— Start Entries —

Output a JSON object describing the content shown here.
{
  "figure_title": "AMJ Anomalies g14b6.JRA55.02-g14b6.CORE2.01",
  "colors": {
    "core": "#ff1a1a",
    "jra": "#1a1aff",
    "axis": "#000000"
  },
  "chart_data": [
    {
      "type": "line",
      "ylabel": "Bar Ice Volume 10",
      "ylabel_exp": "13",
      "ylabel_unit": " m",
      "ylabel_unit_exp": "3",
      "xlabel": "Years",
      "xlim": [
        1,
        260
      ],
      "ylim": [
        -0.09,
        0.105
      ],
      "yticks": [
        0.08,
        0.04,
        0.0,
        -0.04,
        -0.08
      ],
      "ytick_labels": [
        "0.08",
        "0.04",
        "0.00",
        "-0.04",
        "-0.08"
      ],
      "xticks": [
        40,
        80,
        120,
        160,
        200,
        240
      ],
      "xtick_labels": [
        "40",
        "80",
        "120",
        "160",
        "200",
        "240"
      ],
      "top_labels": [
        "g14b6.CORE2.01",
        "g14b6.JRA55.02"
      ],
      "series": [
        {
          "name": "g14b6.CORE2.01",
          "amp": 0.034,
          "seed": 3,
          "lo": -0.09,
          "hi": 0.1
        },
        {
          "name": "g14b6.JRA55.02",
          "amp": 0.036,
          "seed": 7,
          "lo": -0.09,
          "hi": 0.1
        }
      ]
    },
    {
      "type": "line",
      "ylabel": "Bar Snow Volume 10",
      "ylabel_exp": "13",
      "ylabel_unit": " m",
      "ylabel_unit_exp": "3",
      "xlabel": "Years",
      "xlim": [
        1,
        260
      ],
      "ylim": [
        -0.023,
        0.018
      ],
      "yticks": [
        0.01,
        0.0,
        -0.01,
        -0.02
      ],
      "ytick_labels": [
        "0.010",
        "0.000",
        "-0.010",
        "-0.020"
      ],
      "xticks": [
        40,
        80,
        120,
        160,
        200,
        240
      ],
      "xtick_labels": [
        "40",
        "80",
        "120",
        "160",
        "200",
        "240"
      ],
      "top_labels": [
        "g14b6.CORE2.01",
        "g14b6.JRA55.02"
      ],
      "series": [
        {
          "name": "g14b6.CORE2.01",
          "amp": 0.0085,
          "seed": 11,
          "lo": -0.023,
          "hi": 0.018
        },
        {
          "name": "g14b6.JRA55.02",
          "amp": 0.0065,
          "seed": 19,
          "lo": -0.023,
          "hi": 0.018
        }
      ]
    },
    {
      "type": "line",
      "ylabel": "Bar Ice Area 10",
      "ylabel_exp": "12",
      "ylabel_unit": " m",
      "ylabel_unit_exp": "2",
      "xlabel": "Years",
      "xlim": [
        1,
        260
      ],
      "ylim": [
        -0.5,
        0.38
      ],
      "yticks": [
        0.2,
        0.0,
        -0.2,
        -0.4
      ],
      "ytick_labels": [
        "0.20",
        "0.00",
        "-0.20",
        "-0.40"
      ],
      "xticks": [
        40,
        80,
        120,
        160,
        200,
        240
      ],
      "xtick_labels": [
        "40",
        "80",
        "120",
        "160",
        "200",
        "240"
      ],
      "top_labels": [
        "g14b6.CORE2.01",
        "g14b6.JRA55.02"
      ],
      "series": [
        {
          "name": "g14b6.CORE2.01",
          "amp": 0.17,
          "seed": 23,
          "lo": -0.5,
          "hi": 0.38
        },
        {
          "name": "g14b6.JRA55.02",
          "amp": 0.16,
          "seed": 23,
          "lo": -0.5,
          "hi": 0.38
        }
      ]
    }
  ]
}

— End Entries —

* Brief:
Reproduce the material verbatim, line by line.

* Response to this exercise:
Output a JSON object describing the content shown here.
{
  "figure_title": "AMJ Anomalies g14b6.JRA55.02-g14b6.CORE2.01",
  "colors": {
    "core": "#ff1a1a",
    "jra": "#1a1aff",
    "axis": "#000000"
  },
  "chart_data": [
    {
      "type": "line",
      "ylabel": "Bar Ice Volume 10",
      "ylabel_exp": "13",
      "ylabel_unit": " m",
      "ylabel_unit_exp": "3",
      "xlabel": "Years",
      "xlim": [
        1,
        260
      ],
      "ylim": [
        -0.09,
        0.105
      ],
      "yticks": [
        0.08,
        0.04,
        0.0,
        -0.04,
        -0.08
      ],
      "ytick_labels": [
        "0.08",
        "0.04",
        "0.00",
        "-0.04",
        "-0.08"
      ],
      "xticks": [
        40,
        80,
        120,
        160,
        200,
        240
      ],
      "xtick_labels": [
        "40",
        "80",
        "120",
        "160",
        "200",
        "240"
      ],
      "top_labels": [
        "g14b6.CORE2.01",
        "g14b6.JRA55.02"
      ],
      "series": [
        {
          "name": "g14b6.CORE2.01",
          "amp": 0.034,
          "seed": 3,
          "lo": -0.09,
          "hi": 0.1
        },
        {
          "name": "g14b6.JRA55.02",
          "amp": 0.036,
          "seed": 7,
          "lo": -0.09,
          "hi": 0.1
        }
      ]
    },
    {
      "type": "line",
      "ylabel": "Bar Snow Volume 10",
      "ylabel_exp": "13",
      "ylabel_unit": " m",
      "ylabel_unit_exp": "3",
      "xlabel": "Years",
      "xlim": [
        1,
        260
      ],
      "ylim": [
        -0.023,
        0.018
      ],
      "yticks": [
        0.01,
        0.0,
        -0.01,
        -0.02
      ],
      "ytick_labels": [
        "0.010",
        "0.000",
        "-0.010",
        "-0.020"
      ],
      "xticks": [
        40,
        80,
        120,
        160,
        200,
        240
      ],
      "xtick_labels": [
        "40",
        "80",
        "120",
        "160",
        "200",
        "240"
      ],
      "top_labels": [
        "g14b6.CORE2.01",
        "g14b6.JRA55.02"
      ],
      "series": [
        {
          "name": "g14b6.CORE2.01",
          "amp": 0.0085,
          "seed": 11,
          "lo": -0.023,
          "hi": 0.018
        },
        {
          "name": "g14b6.JRA55.02",
          "amp": 0.0065,
          "seed": 19,
          "lo": -0.023,
          "hi": 0.018
        }
      ]
    },
    {
      "type": "line",
      "ylabel": "Bar Ice Area 10",
      "ylabel_exp": "12",
      "ylabel_unit": " m",
      "ylabel_unit_exp": "2",
      "xlabel": "Years",
      "xlim": [
        1,
        260
      ],
      "ylim": [
        -0.5,
        0.38
      ],
      "yticks": [
        0.2,
        0.0,
        -0.2,
        -0.4
      ],
      "ytick_labels": [
        "0.20",
        "0.00",
        "-0.20",
        "-0.40"
      ],
      "xticks": [
        40,
        80,
        120,
        160,
        200,
        240
      ],
      "xtick_labels": [
        "40",
        "80",
        "120",
        "160",
        "200",
        "240"
      ],
      "top_labels": [
        "g14b6.CORE2.01",
        "g14b6.JRA55.02"
      ],
      "series": [
        {
          "name": "g14b6.CORE2.01",
          "amp": 0.17,
          "seed": 23,
          "lo": -0.5,
          "hi": 0.38
        },
        {
          "name": "g14b6.JRA55.02",
          "amp": 0.16,
          "seed": 23,
          "lo": -0.5,
          "hi": 0.38
        }
      ]
    }
  ]
}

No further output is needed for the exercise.